(Data records)
--*--

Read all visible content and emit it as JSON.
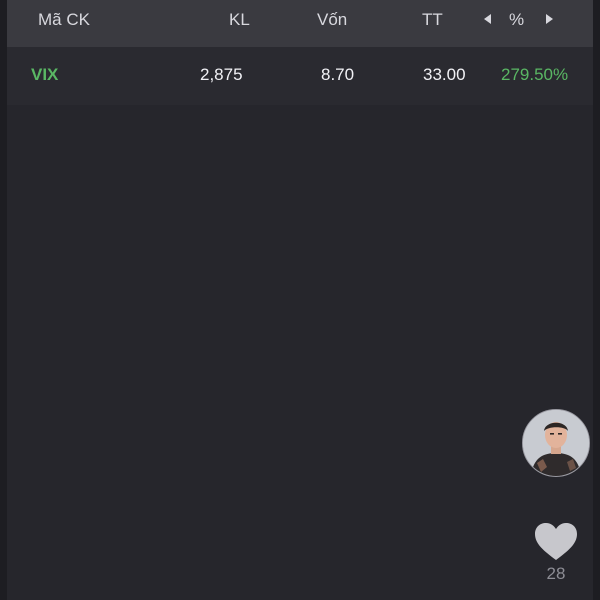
{
  "colors": {
    "background": "#26262c",
    "header_background": "#3a3a40",
    "positive_green": "#5ab764",
    "text": "#f2f2f6"
  },
  "table": {
    "columns": [
      "Mã CK",
      "KL",
      "Vốn",
      "TT",
      "%"
    ],
    "rows": [
      {
        "symbol": "VIX",
        "kl": "2,875",
        "von": "8.70",
        "tt": "33.00",
        "pct": "279.50%"
      }
    ]
  },
  "overlay": {
    "avatar_icon": "user-avatar",
    "like_icon": "heart-icon",
    "like_count": "28"
  }
}
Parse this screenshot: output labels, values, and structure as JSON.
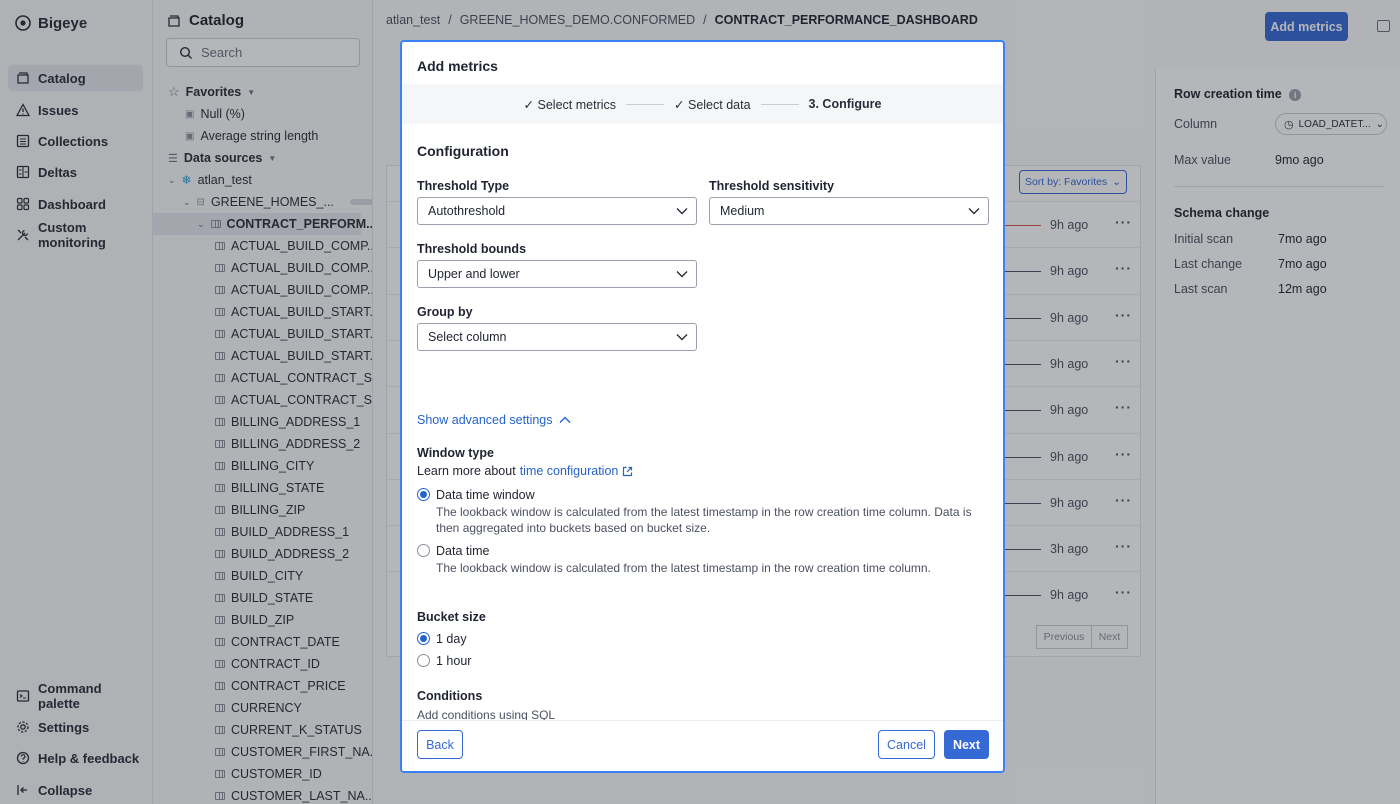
{
  "app": {
    "brand": "Bigeye"
  },
  "nav": {
    "items": [
      {
        "label": "Catalog"
      },
      {
        "label": "Issues"
      },
      {
        "label": "Collections"
      },
      {
        "label": "Deltas"
      },
      {
        "label": "Dashboard"
      },
      {
        "label": "Custom monitoring"
      }
    ],
    "bottom": [
      {
        "label": "Command palette"
      },
      {
        "label": "Settings"
      },
      {
        "label": "Help & feedback"
      },
      {
        "label": "Collapse"
      }
    ]
  },
  "catalog": {
    "title": "Catalog",
    "search_placeholder": "Search",
    "favorites_label": "Favorites",
    "favorites": [
      "Null (%)",
      "Average string length"
    ],
    "data_sources_label": "Data sources",
    "source": "atlan_test",
    "schema": "GREENE_HOMES_...",
    "table": "CONTRACT_PERFORM...",
    "columns": [
      "ACTUAL_BUILD_COMP...",
      "ACTUAL_BUILD_COMP...",
      "ACTUAL_BUILD_COMP...",
      "ACTUAL_BUILD_START...",
      "ACTUAL_BUILD_START...",
      "ACTUAL_BUILD_START...",
      "ACTUAL_CONTRACT_S...",
      "ACTUAL_CONTRACT_S...",
      "BILLING_ADDRESS_1",
      "BILLING_ADDRESS_2",
      "BILLING_CITY",
      "BILLING_STATE",
      "BILLING_ZIP",
      "BUILD_ADDRESS_1",
      "BUILD_ADDRESS_2",
      "BUILD_CITY",
      "BUILD_STATE",
      "BUILD_ZIP",
      "CONTRACT_DATE",
      "CONTRACT_ID",
      "CONTRACT_PRICE",
      "CURRENCY",
      "CURRENT_K_STATUS",
      "CUSTOMER_FIRST_NA...",
      "CUSTOMER_ID",
      "CUSTOMER_LAST_NA..."
    ]
  },
  "main": {
    "breadcrumb": [
      "atlan_test",
      "GREENE_HOMES_DEMO.CONFORMED",
      "CONTRACT_PERFORMANCE_DASHBOARD"
    ],
    "add_metrics_label": "Add metrics",
    "sort_label": "Sort by: Favorites",
    "row_times": [
      "9h ago",
      "9h ago",
      "9h ago",
      "9h ago",
      "9h ago",
      "9h ago",
      "9h ago",
      "3h ago",
      "9h ago"
    ],
    "previous_label": "Previous",
    "next_label": "Next"
  },
  "right_pane": {
    "row_creation_title": "Row creation time",
    "column_key": "Column",
    "column_value": "LOAD_DATET...",
    "max_value_key": "Max value",
    "max_value": "9mo ago",
    "schema_change_title": "Schema change",
    "initial_scan_key": "Initial scan",
    "initial_scan": "7mo ago",
    "last_change_key": "Last change",
    "last_change": "7mo ago",
    "last_scan_key": "Last scan",
    "last_scan": "12m ago"
  },
  "modal": {
    "title": "Add metrics",
    "steps": [
      "Select metrics",
      "Select data",
      "3. Configure"
    ],
    "section_title": "Configuration",
    "threshold_type_label": "Threshold Type",
    "threshold_type_value": "Autothreshold",
    "threshold_sensitivity_label": "Threshold sensitivity",
    "threshold_sensitivity_value": "Medium",
    "threshold_bounds_label": "Threshold bounds",
    "threshold_bounds_value": "Upper and lower",
    "group_by_label": "Group by",
    "group_by_value": "Select column",
    "advanced_toggle": "Show advanced settings",
    "window_type_label": "Window type",
    "learn_more_prefix": "Learn more about",
    "learn_more_link": "time configuration",
    "window_options": [
      {
        "label": "Data time window",
        "description": "The lookback window is calculated from the latest timestamp in the row creation time column. Data is then aggregated into buckets based on bucket size.",
        "selected": true
      },
      {
        "label": "Data time",
        "description": "The lookback window is calculated from the latest timestamp in the row creation time column.",
        "selected": false
      }
    ],
    "bucket_size_label": "Bucket size",
    "bucket_options": [
      {
        "label": "1 day",
        "selected": true
      },
      {
        "label": "1 hour",
        "selected": false
      }
    ],
    "conditions_label": "Conditions",
    "conditions_help": "Add conditions using SQL",
    "back_label": "Back",
    "cancel_label": "Cancel",
    "next_label": "Next"
  }
}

--*--

> _Your instructions_:
Each line of the data should be quoted exactly, with pictures left out.

> _Exercise response_:
Read all visible content and emit it as JSON.
{
  "colors": {
    "background": "#26262c",
    "header_background": "#3a3a40",
    "positive_green": "#5ab764",
    "text": "#f2f2f6"
  },
  "table": {
    "columns": [
      "Mã CK",
      "KL",
      "Vốn",
      "TT",
      "%"
    ],
    "rows": [
      {
        "symbol": "VIX",
        "kl": "2,875",
        "von": "8.70",
        "tt": "33.00",
        "pct": "279.50%"
      }
    ]
  },
  "overlay": {
    "avatar_icon": "user-avatar",
    "like_icon": "heart-icon",
    "like_count": "28"
  }
}
Parse this screenshot: output labels, values, and structure as JSON.
{
  "app": {
    "brand": "Bigeye"
  },
  "nav": {
    "items": [
      {
        "label": "Catalog"
      },
      {
        "label": "Issues"
      },
      {
        "label": "Collections"
      },
      {
        "label": "Deltas"
      },
      {
        "label": "Dashboard"
      },
      {
        "label": "Custom monitoring"
      }
    ],
    "bottom": [
      {
        "label": "Command palette"
      },
      {
        "label": "Settings"
      },
      {
        "label": "Help & feedback"
      },
      {
        "label": "Collapse"
      }
    ]
  },
  "catalog": {
    "title": "Catalog",
    "search_placeholder": "Search",
    "favorites_label": "Favorites",
    "favorites": [
      "Null (%)",
      "Average string length"
    ],
    "data_sources_label": "Data sources",
    "source": "atlan_test",
    "schema": "GREENE_HOMES_...",
    "table": "CONTRACT_PERFORM...",
    "columns": [
      "ACTUAL_BUILD_COMP...",
      "ACTUAL_BUILD_COMP...",
      "ACTUAL_BUILD_COMP...",
      "ACTUAL_BUILD_START...",
      "ACTUAL_BUILD_START...",
      "ACTUAL_BUILD_START...",
      "ACTUAL_CONTRACT_S...",
      "ACTUAL_CONTRACT_S...",
      "BILLING_ADDRESS_1",
      "BILLING_ADDRESS_2",
      "BILLING_CITY",
      "BILLING_STATE",
      "BILLING_ZIP",
      "BUILD_ADDRESS_1",
      "BUILD_ADDRESS_2",
      "BUILD_CITY",
      "BUILD_STATE",
      "BUILD_ZIP",
      "CONTRACT_DATE",
      "CONTRACT_ID",
      "CONTRACT_PRICE",
      "CURRENCY",
      "CURRENT_K_STATUS",
      "CUSTOMER_FIRST_NA...",
      "CUSTOMER_ID",
      "CUSTOMER_LAST_NA..."
    ]
  },
  "main": {
    "breadcrumb": [
      "atlan_test",
      "GREENE_HOMES_DEMO.CONFORMED",
      "CONTRACT_PERFORMANCE_DASHBOARD"
    ],
    "add_metrics_label": "Add metrics",
    "sort_label": "Sort by: Favorites",
    "row_times": [
      "9h ago",
      "9h ago",
      "9h ago",
      "9h ago",
      "9h ago",
      "9h ago",
      "9h ago",
      "3h ago",
      "9h ago"
    ],
    "previous_label": "Previous",
    "next_label": "Next"
  },
  "right_pane": {
    "row_creation_title": "Row creation time",
    "column_key": "Column",
    "column_value": "LOAD_DATET...",
    "max_value_key": "Max value",
    "max_value": "9mo ago",
    "schema_change_title": "Schema change",
    "initial_scan_key": "Initial scan",
    "initial_scan": "7mo ago",
    "last_change_key": "Last change",
    "last_change": "7mo ago",
    "last_scan_key": "Last scan",
    "last_scan": "12m ago"
  },
  "modal": {
    "title": "Add metrics",
    "steps": [
      "Select metrics",
      "Select data",
      "3. Configure"
    ],
    "section_title": "Configuration",
    "threshold_type_label": "Threshold Type",
    "threshold_type_value": "Autothreshold",
    "threshold_sensitivity_label": "Threshold sensitivity",
    "threshold_sensitivity_value": "Medium",
    "threshold_bounds_label": "Threshold bounds",
    "threshold_bounds_value": "Upper and lower",
    "group_by_label": "Group by",
    "group_by_value": "Select column",
    "advanced_toggle": "Show advanced settings",
    "window_type_label": "Window type",
    "learn_more_prefix": "Learn more about",
    "learn_more_link": "time configuration",
    "window_options": [
      {
        "label": "Data time window",
        "description": "The lookback window is calculated from the latest timestamp in the row creation time column. Data is then aggregated into buckets based on bucket size.",
        "selected": true
      },
      {
        "label": "Data time",
        "description": "The lookback window is calculated from the latest timestamp in the row creation time column.",
        "selected": false
      }
    ],
    "bucket_size_label": "Bucket size",
    "bucket_options": [
      {
        "label": "1 day",
        "selected": true
      },
      {
        "label": "1 hour",
        "selected": false
      }
    ],
    "conditions_label": "Conditions",
    "conditions_help": "Add conditions using SQL",
    "back_label": "Back",
    "cancel_label": "Cancel",
    "next_label": "Next"
  }
}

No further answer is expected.